Quote the data below in full, please, without altering anything.
**** DATASET ENTRIES
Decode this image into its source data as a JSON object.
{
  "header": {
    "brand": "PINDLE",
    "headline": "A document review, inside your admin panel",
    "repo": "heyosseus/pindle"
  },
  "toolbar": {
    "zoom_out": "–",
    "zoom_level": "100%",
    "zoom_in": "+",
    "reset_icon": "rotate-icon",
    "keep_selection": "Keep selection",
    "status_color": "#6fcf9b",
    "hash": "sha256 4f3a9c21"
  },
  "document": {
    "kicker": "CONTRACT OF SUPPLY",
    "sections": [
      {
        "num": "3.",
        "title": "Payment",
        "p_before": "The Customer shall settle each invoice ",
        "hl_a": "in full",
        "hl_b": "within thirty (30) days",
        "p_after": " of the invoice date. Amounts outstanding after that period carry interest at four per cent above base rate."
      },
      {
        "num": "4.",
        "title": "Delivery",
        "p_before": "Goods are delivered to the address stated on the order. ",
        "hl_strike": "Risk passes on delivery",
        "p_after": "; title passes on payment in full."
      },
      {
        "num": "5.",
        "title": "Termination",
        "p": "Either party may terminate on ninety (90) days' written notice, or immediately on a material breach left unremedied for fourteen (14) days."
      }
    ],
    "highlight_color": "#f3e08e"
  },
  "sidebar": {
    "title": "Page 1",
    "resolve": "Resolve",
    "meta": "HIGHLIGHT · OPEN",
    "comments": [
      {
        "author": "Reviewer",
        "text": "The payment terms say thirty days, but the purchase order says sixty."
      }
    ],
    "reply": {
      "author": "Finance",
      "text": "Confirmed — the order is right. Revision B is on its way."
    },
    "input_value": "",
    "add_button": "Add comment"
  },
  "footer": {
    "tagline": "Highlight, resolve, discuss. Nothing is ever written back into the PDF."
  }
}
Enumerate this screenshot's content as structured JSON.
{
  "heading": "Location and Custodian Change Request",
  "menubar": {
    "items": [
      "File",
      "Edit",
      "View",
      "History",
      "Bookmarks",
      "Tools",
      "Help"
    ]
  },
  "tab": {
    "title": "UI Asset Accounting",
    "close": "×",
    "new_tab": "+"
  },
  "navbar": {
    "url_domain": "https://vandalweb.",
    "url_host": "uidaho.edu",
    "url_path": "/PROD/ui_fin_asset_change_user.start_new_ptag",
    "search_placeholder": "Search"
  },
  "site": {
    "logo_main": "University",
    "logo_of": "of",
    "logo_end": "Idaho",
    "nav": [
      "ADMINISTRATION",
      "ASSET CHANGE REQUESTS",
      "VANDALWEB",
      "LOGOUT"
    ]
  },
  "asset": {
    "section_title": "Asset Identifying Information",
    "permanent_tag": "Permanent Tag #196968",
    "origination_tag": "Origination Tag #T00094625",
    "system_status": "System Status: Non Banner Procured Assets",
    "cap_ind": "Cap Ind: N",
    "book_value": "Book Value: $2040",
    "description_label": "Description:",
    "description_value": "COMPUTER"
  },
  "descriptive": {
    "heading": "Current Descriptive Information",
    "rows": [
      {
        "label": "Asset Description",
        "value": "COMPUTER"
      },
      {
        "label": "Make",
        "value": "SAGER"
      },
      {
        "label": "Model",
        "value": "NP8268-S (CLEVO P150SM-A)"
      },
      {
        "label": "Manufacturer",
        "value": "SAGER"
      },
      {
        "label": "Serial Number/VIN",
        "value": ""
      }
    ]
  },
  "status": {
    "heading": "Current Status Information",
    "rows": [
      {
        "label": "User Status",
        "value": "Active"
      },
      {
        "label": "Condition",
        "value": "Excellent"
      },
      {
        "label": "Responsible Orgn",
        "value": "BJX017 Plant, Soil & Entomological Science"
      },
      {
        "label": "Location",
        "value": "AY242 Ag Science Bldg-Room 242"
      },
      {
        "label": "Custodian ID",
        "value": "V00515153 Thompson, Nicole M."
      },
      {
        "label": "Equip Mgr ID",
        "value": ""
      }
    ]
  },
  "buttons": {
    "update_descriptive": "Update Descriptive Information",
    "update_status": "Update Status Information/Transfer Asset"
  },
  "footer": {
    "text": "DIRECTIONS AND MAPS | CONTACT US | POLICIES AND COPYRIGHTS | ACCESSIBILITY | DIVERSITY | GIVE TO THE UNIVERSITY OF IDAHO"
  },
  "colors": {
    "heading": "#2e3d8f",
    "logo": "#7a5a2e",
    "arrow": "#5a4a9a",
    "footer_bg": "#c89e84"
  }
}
********
▸ **FINISHED EXERCISE**:
Decode this image into its source data as a JSON object.
{
  "header": {
    "brand": "PINDLE",
    "headline": "A document review, inside your admin panel",
    "repo": "heyosseus/pindle"
  },
  "toolbar": {
    "zoom_out": "–",
    "zoom_level": "100%",
    "zoom_in": "+",
    "reset_icon": "rotate-icon",
    "keep_selection": "Keep selection",
    "status_color": "#6fcf9b",
    "hash": "sha256 4f3a9c21"
  },
  "document": {
    "kicker": "CONTRACT OF SUPPLY",
    "sections": [
      {
        "num": "3.",
        "title": "Payment",
        "p_before": "The Customer shall settle each invoice ",
        "hl_a": "in full",
        "hl_b": "within thirty (30) days",
        "p_after": " of the invoice date. Amounts outstanding after that period carry interest at four per cent above base rate."
      },
      {
        "num": "4.",
        "title": "Delivery",
        "p_before": "Goods are delivered to the address stated on the order. ",
        "hl_strike": "Risk passes on delivery",
        "p_after": "; title passes on payment in full."
      },
      {
        "num": "5.",
        "title": "Termination",
        "p": "Either party may terminate on ninety (90) days' written notice, or immediately on a material breach left unremedied for fourteen (14) days."
      }
    ],
    "highlight_color": "#f3e08e"
  },
  "sidebar": {
    "title": "Page 1",
    "resolve": "Resolve",
    "meta": "HIGHLIGHT · OPEN",
    "comments": [
      {
        "author": "Reviewer",
        "text": "The payment terms say thirty days, but the purchase order says sixty."
      }
    ],
    "reply": {
      "author": "Finance",
      "text": "Confirmed — the order is right. Revision B is on its way."
    },
    "input_value": "",
    "add_button": "Add comment"
  },
  "footer": {
    "tagline": "Highlight, resolve, discuss. Nothing is ever written back into the PDF."
  }
}
Enumerate this screenshot's content as structured JSON.
{
  "heading": "Location and Custodian Change Request",
  "menubar": {
    "items": [
      "File",
      "Edit",
      "View",
      "History",
      "Bookmarks",
      "Tools",
      "Help"
    ]
  },
  "tab": {
    "title": "UI Asset Accounting",
    "close": "×",
    "new_tab": "+"
  },
  "navbar": {
    "url_domain": "https://vandalweb.",
    "url_host": "uidaho.edu",
    "url_path": "/PROD/ui_fin_asset_change_user.start_new_ptag",
    "search_placeholder": "Search"
  },
  "site": {
    "logo_main": "University",
    "logo_of": "of",
    "logo_end": "Idaho",
    "nav": [
      "ADMINISTRATION",
      "ASSET CHANGE REQUESTS",
      "VANDALWEB",
      "LOGOUT"
    ]
  },
  "asset": {
    "section_title": "Asset Identifying Information",
    "permanent_tag": "Permanent Tag #196968",
    "origination_tag": "Origination Tag #T00094625",
    "system_status": "System Status: Non Banner Procured Assets",
    "cap_ind": "Cap Ind: N",
    "book_value": "Book Value: $2040",
    "description_label": "Description:",
    "description_value": "COMPUTER"
  },
  "descriptive": {
    "heading": "Current Descriptive Information",
    "rows": [
      {
        "label": "Asset Description",
        "value": "COMPUTER"
      },
      {
        "label": "Make",
        "value": "SAGER"
      },
      {
        "label": "Model",
        "value": "NP8268-S (CLEVO P150SM-A)"
      },
      {
        "label": "Manufacturer",
        "value": "SAGER"
      },
      {
        "label": "Serial Number/VIN",
        "value": ""
      }
    ]
  },
  "status": {
    "heading": "Current Status Information",
    "rows": [
      {
        "label": "User Status",
        "value": "Active"
      },
      {
        "label": "Condition",
        "value": "Excellent"
      },
      {
        "label": "Responsible Orgn",
        "value": "BJX017 Plant, Soil & Entomological Science"
      },
      {
        "label": "Location",
        "value": "AY242 Ag Science Bldg-Room 242"
      },
      {
        "label": "Custodian ID",
        "value": "V00515153 Thompson, Nicole M."
      },
      {
        "label": "Equip Mgr ID",
        "value": ""
      }
    ]
  },
  "buttons": {
    "update_descriptive": "Update Descriptive Information",
    "update_status": "Update Status Information/Transfer Asset"
  },
  "footer": {
    "text": "DIRECTIONS AND MAPS | CONTACT US | POLICIES AND COPYRIGHTS | ACCESSIBILITY | DIVERSITY | GIVE TO THE UNIVERSITY OF IDAHO"
  },
  "colors": {
    "heading": "#2e3d8f",
    "logo": "#7a5a2e",
    "arrow": "#5a4a9a",
    "footer_bg": "#c89e84"
  }
}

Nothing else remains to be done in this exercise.